Selected extract ->

_ _ _

That vision in your mind is the opposite of our house. For one, it is not green but literally yellow: a bizarre choice made by a previous owner whose unusual decisions extend through the rest of the house too, but one fitting for a place that is far from the fresh, clean image that comes with sustainable housing.

We hope to repaint the house this year. And we hope to make it a little more green throughout, too: my pledge for 2020 is to find the ways that our somewhat behind-the-times building can be pulled into the 21st century and do its bit to avoid any further damage to the environment.

My partner and I lack both the means and the ability to undertake any grand plans like the installation of solar panels on the roof or gutting the walls. Instead, I will be looking for the easy wins that we can do ourselves or with minimal cost and input from the outside.

We already try to achieve little gains in this respect – for example, I am a dogmatic avoider of leaving the big light on. But there is undoubtedly more we can do, both in terms of the house itself and the way we live in it.

_ _ _

Records from a dataset
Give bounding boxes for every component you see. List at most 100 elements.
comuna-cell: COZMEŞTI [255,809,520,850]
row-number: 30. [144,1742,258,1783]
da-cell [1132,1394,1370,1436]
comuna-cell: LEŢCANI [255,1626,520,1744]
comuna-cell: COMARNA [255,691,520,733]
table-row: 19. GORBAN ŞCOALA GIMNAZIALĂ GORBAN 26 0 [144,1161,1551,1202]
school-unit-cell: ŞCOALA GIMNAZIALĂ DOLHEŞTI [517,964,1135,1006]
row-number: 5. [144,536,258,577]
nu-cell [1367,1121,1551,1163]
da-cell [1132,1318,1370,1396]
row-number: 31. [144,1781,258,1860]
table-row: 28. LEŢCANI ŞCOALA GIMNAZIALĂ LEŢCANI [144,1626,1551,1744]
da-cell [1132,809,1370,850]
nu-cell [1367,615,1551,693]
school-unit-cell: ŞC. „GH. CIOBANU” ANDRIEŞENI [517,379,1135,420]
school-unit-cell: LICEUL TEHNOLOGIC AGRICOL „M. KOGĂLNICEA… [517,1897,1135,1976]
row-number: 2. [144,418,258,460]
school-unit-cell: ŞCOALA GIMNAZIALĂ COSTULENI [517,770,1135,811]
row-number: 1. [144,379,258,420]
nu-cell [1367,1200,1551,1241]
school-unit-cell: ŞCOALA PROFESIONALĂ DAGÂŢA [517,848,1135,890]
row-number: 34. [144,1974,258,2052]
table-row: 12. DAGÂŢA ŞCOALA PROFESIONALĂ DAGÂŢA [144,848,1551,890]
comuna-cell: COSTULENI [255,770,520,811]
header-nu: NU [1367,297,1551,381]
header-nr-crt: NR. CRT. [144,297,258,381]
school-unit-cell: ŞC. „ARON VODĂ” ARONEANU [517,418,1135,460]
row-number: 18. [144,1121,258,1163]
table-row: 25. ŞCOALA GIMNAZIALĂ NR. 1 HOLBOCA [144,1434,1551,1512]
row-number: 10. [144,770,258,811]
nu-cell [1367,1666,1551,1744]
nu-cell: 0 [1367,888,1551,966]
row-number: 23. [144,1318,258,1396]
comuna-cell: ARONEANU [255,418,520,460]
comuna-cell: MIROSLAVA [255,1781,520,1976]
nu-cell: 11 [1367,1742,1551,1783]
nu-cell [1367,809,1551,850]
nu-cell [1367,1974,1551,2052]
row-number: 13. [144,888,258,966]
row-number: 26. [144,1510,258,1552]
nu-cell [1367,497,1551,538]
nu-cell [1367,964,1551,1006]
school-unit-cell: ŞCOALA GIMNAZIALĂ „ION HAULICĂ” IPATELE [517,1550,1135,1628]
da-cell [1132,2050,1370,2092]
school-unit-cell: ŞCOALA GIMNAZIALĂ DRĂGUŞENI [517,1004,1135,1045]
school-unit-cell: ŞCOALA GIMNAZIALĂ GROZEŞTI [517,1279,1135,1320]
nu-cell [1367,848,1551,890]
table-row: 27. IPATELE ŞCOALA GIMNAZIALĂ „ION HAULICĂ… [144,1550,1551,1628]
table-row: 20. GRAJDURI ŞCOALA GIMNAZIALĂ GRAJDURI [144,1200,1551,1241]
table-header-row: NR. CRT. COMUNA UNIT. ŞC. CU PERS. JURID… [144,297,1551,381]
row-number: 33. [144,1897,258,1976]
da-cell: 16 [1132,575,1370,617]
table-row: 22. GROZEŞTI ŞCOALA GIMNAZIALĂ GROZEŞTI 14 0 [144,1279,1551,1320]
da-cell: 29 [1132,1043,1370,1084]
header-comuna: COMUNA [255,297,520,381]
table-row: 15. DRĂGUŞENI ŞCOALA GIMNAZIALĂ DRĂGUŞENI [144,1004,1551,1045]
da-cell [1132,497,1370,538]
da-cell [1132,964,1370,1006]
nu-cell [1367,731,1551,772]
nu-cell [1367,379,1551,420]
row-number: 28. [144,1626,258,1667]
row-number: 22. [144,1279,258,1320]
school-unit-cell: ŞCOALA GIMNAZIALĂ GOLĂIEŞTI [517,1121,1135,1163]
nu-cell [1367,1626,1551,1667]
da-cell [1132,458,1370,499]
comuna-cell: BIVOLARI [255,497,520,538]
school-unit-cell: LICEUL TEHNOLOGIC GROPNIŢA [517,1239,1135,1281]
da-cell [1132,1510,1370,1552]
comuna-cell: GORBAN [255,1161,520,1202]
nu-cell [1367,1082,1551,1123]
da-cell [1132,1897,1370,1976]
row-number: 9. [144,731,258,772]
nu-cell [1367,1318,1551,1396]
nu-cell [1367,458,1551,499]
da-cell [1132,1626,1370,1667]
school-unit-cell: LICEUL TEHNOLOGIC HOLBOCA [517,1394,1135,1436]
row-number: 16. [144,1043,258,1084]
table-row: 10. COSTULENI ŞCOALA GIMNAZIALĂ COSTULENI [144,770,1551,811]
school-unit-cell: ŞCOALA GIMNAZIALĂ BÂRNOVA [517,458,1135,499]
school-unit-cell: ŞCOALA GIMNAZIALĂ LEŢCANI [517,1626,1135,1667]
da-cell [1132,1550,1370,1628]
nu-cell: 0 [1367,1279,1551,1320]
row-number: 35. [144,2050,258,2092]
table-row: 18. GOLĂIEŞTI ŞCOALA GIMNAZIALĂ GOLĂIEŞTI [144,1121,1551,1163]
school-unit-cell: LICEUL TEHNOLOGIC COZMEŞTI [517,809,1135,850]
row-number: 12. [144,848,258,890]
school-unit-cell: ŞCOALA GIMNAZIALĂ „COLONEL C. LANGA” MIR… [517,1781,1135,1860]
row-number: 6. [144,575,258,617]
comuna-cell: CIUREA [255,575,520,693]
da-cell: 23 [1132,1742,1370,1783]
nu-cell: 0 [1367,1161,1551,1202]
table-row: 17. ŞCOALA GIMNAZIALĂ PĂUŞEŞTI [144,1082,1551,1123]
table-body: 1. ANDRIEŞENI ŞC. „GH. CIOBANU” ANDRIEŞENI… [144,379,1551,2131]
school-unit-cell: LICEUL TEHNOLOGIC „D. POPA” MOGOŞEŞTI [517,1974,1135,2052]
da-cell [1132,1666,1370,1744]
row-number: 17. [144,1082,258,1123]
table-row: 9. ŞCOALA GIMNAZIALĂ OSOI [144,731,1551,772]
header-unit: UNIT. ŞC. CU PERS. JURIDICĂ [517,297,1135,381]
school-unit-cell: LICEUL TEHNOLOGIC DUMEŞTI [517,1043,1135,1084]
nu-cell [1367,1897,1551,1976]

_ _ _

Tasks to perform ->
(A) In the passage on making the house greener, which grand plans does the writer say the couple lack the means and ability to undertake?
(B) Continue the passage on making the house greener, picking up after its final sentence.

The responses ->
(A) Installing solar panels on the roof or gutting the walls.

(B)
I'm looking forward to exploring more environmentally friendly ways of dealing with waste, of considering the appliances in our house and the way we use them, of looking into the energy our house uses and how it can be minimised. I'm hopeful too that we can do that without taking ourselves off the grid or avoiding the 21st century, not least because my job as technology editor means using the latest kit.

Hopefully, what we will learn will not only help educate us and you the reader about how we can all make improvements, but also help show companies how they can better enable their customers to do so.

There are plenty of people, like me, living in old and often rented accommodation where they have limited scope to make improvements. Those people are of course concerned about living without damaging the Earth, too, and so I hope to find ways we can all make our homes a little more sustainable together.